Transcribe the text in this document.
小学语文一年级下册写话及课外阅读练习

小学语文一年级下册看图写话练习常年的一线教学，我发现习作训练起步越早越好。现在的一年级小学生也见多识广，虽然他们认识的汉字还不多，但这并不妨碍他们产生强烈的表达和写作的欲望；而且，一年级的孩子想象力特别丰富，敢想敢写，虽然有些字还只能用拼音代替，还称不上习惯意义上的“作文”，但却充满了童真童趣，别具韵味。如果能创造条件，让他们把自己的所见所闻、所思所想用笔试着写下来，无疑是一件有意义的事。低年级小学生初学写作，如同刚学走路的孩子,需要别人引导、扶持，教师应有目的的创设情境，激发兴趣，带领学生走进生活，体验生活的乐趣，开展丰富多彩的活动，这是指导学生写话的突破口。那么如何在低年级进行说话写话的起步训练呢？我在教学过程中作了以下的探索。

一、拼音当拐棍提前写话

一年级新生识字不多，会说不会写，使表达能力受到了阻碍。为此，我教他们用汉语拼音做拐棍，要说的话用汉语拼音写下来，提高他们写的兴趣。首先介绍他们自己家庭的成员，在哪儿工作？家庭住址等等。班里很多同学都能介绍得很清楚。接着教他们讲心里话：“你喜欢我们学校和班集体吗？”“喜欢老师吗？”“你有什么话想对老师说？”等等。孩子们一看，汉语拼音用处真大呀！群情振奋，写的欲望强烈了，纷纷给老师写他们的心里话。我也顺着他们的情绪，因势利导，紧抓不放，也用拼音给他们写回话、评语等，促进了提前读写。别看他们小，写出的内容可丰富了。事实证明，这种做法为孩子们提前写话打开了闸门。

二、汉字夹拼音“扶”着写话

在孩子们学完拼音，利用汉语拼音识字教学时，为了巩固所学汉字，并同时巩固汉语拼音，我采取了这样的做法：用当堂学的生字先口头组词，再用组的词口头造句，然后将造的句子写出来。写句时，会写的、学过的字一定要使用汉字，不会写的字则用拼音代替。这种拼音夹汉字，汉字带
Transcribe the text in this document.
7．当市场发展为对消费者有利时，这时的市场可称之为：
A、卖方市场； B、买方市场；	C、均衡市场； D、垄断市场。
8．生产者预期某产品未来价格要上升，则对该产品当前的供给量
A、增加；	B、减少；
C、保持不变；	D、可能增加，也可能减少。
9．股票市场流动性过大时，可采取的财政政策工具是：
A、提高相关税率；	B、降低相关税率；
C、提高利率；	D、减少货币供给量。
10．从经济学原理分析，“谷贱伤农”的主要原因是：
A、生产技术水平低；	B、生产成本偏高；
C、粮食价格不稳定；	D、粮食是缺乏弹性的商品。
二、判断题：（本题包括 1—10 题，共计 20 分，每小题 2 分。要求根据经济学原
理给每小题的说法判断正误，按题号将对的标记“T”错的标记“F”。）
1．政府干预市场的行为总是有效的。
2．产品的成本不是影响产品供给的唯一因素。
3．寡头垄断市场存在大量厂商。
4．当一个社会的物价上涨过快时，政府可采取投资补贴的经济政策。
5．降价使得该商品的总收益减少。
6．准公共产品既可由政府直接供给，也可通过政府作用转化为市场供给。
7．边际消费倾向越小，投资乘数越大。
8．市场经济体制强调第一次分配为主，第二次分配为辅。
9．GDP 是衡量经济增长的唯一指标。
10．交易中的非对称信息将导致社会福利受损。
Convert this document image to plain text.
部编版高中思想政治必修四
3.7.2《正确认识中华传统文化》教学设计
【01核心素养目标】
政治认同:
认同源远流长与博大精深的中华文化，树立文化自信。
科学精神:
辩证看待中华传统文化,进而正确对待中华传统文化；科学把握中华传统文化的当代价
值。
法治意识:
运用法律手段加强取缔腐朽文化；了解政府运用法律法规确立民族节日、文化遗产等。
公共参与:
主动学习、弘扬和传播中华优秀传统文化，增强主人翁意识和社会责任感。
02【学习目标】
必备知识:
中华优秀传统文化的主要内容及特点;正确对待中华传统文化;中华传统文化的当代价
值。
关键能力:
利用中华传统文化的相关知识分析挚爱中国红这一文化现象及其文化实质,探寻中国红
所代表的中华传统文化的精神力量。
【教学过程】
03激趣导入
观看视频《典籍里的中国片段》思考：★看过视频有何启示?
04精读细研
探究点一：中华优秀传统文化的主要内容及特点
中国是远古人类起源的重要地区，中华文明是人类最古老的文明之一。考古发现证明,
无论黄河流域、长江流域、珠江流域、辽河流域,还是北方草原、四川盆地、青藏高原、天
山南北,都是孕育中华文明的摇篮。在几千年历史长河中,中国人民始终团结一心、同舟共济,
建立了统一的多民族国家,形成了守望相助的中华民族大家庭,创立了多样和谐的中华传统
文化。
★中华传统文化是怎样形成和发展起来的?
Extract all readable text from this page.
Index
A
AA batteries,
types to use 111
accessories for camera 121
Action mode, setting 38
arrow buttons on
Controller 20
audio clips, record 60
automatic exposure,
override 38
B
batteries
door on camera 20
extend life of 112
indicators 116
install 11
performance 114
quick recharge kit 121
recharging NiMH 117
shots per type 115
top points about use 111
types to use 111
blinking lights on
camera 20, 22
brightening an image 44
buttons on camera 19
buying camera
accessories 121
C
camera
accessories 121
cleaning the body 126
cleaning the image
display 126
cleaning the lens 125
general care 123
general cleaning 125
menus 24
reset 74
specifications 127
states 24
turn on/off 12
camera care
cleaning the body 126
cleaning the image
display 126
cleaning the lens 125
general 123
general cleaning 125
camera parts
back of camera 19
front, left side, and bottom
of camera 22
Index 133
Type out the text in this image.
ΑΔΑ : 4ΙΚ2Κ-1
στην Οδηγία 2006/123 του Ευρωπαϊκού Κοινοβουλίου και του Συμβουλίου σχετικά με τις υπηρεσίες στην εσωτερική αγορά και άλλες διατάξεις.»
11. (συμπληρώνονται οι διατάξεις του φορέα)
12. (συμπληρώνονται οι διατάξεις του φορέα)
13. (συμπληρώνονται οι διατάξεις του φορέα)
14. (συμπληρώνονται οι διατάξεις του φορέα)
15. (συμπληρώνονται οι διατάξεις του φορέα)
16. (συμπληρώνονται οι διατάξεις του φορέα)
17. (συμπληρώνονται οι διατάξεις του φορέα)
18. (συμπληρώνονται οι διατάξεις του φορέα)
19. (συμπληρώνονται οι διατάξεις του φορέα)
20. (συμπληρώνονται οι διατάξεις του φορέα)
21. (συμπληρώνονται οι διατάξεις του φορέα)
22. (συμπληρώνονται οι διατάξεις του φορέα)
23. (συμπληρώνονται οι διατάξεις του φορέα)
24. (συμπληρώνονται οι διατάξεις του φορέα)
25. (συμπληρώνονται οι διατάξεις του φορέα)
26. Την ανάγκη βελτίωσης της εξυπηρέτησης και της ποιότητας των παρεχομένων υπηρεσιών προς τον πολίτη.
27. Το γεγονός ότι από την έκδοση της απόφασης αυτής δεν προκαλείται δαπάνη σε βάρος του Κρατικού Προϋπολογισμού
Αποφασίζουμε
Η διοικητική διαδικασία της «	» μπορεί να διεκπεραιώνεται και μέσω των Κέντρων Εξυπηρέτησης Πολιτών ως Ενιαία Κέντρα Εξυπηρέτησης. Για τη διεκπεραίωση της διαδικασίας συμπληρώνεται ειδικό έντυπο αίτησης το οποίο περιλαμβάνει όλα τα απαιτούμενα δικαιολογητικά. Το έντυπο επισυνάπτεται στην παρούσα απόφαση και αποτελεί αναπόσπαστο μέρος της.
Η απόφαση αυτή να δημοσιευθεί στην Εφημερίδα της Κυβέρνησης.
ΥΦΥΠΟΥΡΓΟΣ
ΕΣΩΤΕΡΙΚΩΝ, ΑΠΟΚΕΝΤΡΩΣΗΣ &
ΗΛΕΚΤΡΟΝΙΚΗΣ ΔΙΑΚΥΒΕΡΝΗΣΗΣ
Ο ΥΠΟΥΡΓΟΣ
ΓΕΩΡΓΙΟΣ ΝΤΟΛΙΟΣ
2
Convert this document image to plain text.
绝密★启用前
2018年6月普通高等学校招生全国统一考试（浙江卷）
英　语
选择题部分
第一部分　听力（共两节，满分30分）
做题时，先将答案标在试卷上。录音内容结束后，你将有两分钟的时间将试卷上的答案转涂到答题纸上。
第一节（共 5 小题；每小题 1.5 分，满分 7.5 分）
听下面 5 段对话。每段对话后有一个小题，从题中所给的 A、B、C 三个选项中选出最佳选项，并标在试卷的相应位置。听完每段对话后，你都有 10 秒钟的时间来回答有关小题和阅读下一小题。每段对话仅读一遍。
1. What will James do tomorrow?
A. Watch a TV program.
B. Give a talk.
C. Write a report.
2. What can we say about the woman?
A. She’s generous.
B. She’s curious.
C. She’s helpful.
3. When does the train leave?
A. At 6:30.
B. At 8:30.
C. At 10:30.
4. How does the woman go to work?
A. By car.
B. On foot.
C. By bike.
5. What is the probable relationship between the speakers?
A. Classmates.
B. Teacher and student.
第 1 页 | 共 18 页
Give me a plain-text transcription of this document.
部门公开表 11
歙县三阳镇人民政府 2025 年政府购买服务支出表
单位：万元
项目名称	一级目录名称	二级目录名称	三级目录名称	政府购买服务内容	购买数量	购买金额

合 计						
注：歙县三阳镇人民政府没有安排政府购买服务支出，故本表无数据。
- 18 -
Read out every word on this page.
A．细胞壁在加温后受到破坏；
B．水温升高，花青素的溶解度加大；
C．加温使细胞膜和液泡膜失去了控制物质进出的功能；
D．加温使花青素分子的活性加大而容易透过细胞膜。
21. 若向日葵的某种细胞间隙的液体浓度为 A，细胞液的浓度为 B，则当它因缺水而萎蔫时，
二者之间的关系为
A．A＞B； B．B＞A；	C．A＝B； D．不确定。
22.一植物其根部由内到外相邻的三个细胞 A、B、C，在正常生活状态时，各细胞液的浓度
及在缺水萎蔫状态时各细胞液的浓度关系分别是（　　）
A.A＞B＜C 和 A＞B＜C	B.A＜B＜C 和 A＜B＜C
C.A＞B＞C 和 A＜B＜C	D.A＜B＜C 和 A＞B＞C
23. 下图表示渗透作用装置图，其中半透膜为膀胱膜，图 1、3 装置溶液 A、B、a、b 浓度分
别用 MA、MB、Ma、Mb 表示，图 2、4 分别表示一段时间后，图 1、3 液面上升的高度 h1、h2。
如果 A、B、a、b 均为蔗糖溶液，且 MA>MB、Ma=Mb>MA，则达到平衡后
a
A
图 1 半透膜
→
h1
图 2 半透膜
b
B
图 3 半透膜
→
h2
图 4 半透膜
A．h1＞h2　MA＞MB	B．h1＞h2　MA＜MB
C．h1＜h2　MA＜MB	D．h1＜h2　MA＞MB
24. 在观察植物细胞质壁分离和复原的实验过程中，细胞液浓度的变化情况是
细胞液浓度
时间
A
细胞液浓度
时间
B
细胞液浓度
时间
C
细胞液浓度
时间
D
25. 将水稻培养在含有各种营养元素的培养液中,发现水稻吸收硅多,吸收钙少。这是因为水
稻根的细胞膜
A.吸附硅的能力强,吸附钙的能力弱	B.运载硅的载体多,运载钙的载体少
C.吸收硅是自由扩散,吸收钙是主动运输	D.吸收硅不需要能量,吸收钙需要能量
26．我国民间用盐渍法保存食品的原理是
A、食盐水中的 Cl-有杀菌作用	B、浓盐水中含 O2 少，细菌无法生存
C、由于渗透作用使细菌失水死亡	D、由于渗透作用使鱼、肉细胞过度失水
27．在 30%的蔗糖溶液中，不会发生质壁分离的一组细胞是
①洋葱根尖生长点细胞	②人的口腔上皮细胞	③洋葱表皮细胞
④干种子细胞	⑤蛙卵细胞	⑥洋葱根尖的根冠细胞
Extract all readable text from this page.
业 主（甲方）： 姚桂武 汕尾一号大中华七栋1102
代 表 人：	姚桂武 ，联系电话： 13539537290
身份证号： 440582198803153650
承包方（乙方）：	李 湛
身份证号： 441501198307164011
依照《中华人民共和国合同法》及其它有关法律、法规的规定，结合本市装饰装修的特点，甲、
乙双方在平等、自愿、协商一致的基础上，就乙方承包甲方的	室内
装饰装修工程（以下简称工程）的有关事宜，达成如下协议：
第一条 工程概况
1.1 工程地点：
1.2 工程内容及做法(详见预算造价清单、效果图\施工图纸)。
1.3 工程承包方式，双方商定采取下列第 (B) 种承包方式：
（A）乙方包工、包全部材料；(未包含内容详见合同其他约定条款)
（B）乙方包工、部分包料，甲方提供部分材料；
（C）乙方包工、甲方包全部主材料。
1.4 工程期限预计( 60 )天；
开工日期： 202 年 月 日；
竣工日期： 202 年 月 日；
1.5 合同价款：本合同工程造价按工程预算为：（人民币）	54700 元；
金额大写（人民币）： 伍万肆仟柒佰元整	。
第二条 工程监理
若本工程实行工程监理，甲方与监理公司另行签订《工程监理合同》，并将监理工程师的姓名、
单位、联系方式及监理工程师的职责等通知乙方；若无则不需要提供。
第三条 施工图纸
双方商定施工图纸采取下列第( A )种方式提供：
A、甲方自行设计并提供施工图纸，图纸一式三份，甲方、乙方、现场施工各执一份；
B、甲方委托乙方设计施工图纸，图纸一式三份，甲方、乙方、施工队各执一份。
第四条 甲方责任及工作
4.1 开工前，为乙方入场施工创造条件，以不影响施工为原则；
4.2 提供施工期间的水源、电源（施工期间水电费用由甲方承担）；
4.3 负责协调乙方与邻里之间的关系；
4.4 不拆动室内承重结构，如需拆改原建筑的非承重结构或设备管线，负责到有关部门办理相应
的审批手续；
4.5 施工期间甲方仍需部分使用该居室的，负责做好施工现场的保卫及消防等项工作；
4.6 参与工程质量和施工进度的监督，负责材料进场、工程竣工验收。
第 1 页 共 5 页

= = = = =

> **What is required**: Of the lines in the material, how many include "general"? Respond with the number alone.

> **Task result**: 4